[Stored data]

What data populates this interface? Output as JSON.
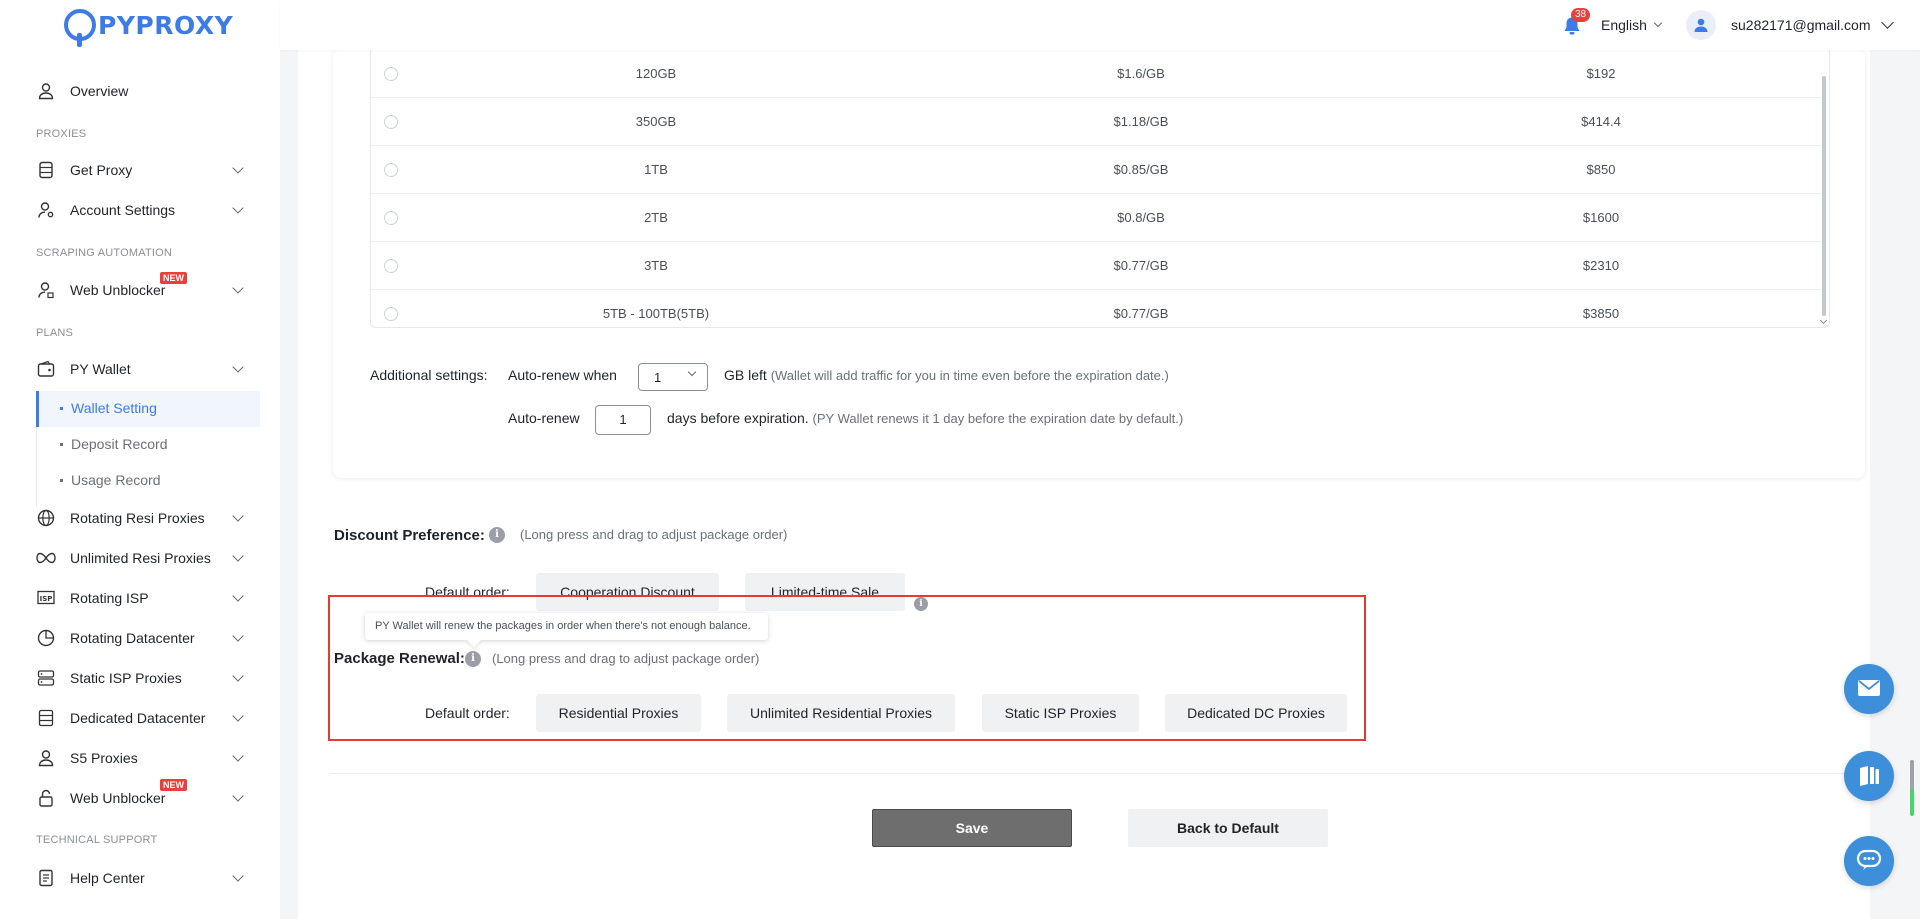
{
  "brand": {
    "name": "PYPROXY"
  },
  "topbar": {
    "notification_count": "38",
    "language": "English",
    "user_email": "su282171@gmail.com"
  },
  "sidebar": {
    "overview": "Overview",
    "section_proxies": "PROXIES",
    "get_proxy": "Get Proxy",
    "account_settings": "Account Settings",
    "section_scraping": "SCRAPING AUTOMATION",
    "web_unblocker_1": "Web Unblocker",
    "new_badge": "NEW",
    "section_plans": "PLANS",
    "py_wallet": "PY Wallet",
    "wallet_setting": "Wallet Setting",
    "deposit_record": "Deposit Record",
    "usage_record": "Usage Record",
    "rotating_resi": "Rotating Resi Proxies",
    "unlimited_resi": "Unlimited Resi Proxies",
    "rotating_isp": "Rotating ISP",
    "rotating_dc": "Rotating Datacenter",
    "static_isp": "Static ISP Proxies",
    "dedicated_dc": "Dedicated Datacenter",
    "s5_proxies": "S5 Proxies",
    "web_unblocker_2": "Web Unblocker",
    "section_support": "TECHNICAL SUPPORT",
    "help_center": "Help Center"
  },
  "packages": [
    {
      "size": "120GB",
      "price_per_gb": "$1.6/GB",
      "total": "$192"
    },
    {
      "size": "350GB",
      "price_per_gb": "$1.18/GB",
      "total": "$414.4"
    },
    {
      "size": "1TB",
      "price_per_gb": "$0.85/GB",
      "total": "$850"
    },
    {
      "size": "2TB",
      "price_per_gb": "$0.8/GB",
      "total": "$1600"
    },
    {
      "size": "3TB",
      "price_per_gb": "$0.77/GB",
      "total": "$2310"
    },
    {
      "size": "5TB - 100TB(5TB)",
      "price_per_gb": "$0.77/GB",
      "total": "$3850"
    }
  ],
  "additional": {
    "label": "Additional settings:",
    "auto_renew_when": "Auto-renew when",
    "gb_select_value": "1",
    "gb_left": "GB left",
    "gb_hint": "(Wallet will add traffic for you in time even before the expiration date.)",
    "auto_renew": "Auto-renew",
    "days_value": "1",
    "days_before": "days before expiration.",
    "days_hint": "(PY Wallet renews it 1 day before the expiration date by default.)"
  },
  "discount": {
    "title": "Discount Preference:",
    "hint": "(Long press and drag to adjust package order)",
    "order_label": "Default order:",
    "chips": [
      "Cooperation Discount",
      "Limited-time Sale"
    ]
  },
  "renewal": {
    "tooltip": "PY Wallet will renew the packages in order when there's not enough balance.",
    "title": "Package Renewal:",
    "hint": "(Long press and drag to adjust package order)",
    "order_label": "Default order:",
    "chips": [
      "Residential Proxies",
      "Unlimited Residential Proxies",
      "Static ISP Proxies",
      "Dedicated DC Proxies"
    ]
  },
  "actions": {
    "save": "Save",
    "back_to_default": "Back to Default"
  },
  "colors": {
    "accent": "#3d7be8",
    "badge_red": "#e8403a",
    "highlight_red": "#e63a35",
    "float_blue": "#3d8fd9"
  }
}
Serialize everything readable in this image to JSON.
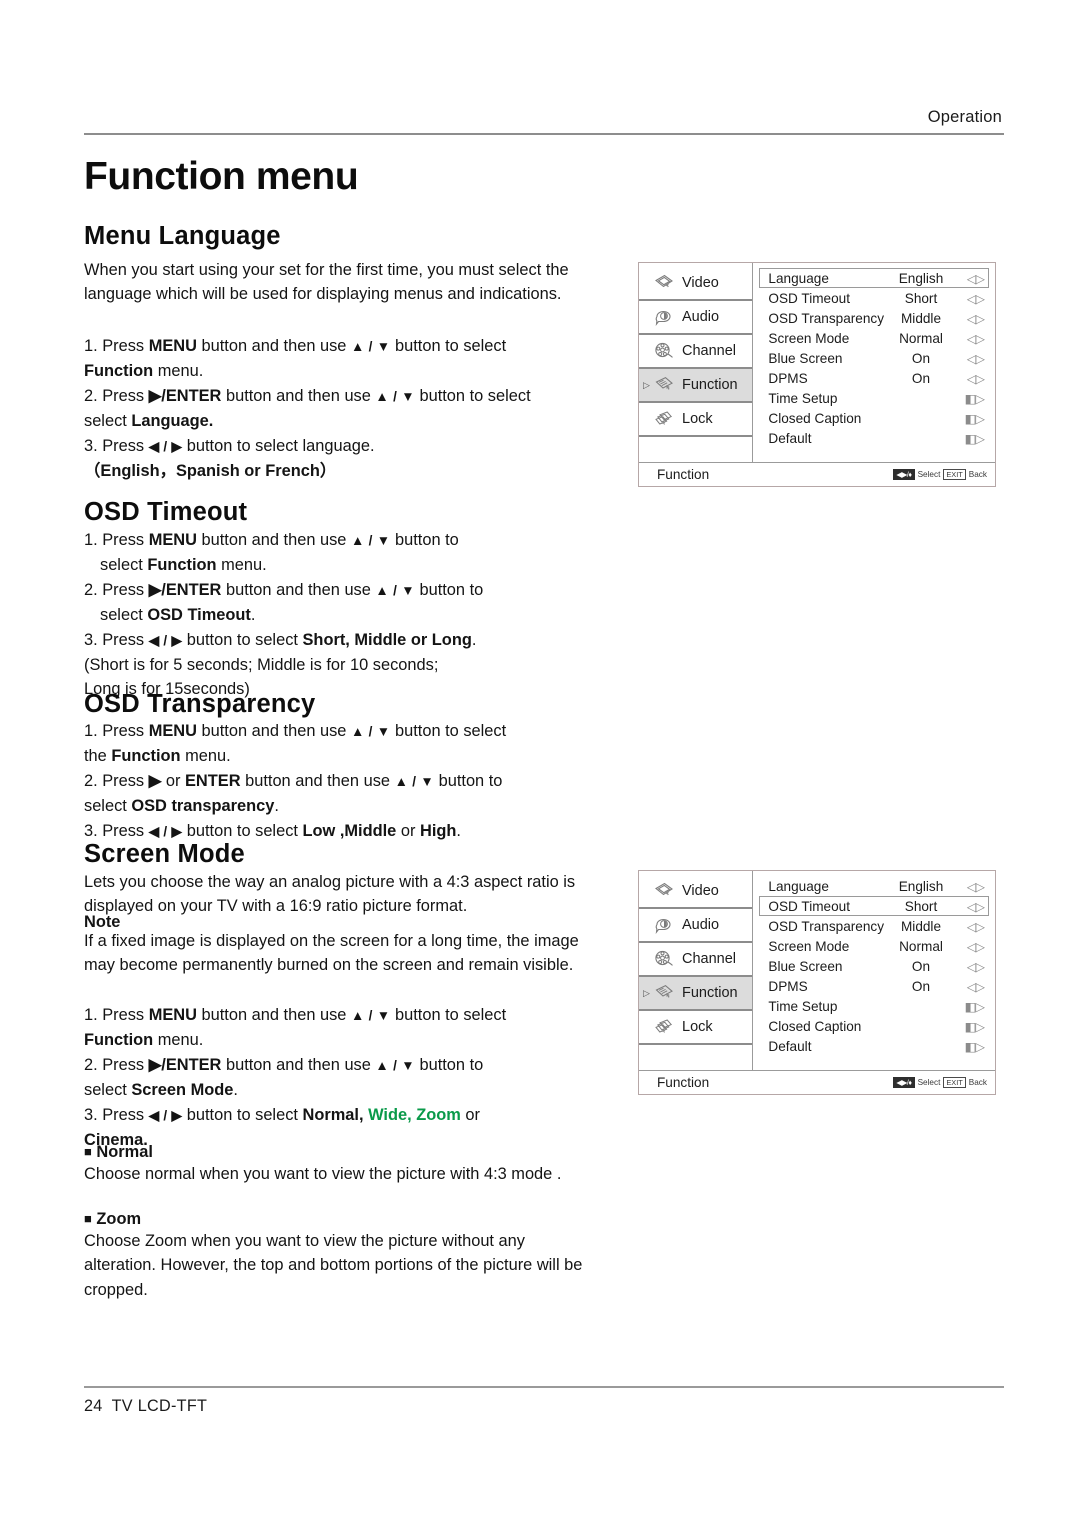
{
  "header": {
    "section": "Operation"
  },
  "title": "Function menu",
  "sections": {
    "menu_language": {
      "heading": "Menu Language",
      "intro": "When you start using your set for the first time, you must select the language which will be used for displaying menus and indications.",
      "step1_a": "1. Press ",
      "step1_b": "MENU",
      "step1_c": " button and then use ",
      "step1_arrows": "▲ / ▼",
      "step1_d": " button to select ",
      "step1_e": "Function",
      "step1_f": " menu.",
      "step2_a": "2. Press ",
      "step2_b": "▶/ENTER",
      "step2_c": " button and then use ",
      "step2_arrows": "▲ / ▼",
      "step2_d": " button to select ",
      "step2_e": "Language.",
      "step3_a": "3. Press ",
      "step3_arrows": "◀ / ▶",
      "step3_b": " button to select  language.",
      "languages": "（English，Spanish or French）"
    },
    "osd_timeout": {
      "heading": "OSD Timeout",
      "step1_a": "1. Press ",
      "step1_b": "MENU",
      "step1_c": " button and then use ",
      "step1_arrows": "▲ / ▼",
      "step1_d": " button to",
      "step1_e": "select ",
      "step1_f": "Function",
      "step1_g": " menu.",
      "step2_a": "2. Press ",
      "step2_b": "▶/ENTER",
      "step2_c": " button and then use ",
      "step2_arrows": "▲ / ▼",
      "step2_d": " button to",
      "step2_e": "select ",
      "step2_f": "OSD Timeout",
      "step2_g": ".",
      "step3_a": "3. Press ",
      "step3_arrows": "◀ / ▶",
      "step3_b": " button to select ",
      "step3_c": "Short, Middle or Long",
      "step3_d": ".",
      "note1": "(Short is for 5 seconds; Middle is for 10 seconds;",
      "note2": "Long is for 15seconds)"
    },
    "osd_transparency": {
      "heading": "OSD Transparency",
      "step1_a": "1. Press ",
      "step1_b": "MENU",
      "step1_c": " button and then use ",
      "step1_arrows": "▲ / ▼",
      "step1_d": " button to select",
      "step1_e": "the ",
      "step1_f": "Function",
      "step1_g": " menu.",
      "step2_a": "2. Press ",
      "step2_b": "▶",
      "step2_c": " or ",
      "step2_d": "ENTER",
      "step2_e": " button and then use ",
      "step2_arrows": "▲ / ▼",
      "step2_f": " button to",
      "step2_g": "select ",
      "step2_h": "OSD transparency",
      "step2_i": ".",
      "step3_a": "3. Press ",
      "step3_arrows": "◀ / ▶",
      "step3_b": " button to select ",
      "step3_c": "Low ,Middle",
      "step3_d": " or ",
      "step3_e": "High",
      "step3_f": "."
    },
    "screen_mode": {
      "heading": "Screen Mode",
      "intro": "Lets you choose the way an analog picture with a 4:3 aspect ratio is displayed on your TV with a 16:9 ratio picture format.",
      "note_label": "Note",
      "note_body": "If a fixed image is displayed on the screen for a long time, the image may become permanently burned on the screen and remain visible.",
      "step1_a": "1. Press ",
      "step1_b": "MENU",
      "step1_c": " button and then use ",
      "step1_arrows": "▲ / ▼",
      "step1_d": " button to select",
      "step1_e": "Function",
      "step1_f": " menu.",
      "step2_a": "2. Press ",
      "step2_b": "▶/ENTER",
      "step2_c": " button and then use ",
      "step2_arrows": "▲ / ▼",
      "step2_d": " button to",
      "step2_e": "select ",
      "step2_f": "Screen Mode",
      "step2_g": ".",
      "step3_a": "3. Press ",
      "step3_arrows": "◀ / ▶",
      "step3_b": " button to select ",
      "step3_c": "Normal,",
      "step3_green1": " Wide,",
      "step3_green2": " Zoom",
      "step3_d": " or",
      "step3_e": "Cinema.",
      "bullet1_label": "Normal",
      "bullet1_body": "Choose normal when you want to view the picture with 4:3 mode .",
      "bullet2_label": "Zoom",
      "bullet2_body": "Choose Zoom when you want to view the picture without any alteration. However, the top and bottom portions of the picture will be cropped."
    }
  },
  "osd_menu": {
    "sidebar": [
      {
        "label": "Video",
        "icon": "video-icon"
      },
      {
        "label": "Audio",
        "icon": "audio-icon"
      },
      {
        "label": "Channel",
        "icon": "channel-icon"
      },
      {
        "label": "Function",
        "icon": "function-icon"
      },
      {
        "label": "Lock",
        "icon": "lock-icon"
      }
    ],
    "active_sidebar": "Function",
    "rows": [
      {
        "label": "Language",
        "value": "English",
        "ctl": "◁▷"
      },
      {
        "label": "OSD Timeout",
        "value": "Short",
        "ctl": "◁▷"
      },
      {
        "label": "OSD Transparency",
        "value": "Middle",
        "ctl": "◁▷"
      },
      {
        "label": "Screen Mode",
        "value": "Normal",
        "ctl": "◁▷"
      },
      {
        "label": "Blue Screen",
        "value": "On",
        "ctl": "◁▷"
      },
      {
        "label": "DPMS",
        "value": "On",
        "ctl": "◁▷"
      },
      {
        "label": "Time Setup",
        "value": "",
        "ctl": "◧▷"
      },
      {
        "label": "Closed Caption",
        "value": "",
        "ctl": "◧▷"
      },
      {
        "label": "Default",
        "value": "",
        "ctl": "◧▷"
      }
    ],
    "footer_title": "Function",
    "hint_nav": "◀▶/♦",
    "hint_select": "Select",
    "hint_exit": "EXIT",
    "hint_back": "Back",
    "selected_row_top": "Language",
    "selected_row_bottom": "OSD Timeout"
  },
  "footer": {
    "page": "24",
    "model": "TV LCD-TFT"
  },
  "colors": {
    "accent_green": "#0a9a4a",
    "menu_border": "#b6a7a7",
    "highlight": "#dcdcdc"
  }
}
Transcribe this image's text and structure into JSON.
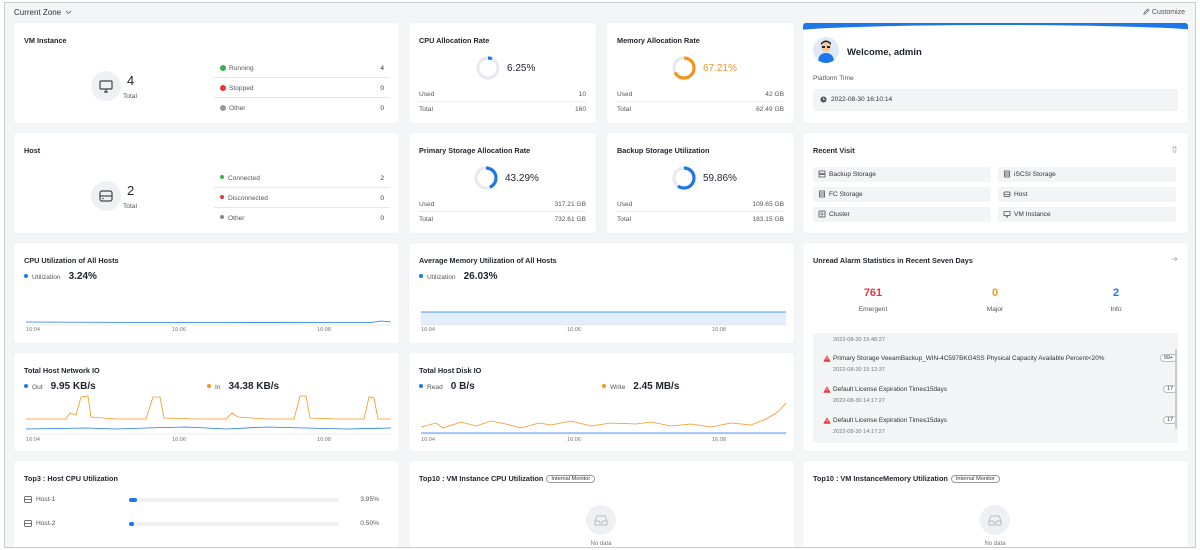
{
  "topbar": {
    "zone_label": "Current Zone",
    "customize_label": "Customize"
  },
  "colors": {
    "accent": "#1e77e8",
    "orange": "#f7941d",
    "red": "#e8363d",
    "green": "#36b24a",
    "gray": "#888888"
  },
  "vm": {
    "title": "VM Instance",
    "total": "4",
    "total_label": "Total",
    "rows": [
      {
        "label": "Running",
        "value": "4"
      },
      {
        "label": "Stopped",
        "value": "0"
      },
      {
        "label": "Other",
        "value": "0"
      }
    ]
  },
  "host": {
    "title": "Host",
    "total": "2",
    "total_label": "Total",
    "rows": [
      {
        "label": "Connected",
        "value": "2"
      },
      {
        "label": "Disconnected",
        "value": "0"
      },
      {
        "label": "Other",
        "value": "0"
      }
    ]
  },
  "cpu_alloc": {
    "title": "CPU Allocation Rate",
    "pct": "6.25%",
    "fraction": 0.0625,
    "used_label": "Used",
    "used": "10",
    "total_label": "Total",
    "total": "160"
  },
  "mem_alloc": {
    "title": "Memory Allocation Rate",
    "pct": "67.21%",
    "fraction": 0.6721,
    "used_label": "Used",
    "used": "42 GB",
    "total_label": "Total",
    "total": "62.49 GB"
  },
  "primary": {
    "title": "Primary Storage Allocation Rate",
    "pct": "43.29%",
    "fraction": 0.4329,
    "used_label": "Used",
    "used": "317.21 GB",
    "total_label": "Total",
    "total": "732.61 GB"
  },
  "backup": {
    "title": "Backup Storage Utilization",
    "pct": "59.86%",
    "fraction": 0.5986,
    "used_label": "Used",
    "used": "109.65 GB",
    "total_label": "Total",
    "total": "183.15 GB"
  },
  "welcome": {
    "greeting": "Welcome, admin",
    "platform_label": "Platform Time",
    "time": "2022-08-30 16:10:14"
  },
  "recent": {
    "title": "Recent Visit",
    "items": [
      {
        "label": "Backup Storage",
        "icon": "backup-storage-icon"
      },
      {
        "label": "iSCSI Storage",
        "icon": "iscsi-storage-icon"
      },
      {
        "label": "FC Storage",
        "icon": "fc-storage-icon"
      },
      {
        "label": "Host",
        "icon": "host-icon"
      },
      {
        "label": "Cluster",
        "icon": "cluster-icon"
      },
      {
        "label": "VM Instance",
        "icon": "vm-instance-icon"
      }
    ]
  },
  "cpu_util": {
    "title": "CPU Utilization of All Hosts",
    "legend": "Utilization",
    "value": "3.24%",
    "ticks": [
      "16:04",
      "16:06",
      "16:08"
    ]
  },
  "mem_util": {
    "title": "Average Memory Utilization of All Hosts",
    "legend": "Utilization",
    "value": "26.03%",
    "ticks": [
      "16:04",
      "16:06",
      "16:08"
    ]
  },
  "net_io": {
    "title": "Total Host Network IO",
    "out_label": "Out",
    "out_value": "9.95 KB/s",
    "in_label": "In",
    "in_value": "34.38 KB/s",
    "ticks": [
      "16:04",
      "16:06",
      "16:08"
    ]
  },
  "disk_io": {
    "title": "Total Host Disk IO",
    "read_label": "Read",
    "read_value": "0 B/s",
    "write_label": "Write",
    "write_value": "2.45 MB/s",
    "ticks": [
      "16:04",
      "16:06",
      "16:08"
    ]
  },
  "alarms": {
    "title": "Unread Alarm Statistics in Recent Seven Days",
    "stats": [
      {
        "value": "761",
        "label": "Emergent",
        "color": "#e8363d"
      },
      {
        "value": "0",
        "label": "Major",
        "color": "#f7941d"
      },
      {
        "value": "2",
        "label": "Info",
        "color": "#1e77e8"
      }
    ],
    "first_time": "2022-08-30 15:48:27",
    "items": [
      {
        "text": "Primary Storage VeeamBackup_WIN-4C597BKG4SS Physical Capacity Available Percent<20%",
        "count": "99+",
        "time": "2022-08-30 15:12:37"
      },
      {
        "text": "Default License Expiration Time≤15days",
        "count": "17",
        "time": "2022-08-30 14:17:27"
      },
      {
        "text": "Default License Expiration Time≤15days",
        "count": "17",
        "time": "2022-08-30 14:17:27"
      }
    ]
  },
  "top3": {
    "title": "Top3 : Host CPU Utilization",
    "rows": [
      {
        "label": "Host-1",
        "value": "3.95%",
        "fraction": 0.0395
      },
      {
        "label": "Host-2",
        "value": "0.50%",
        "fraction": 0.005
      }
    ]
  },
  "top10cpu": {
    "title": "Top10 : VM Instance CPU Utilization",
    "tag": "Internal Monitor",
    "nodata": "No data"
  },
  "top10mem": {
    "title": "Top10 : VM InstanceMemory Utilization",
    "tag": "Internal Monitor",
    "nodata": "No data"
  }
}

**TASK TO CARRY OUT**
Each line containing "size" counts once; state the total number of such lines and nothing else.

**EXERCISE RESPONSE**
6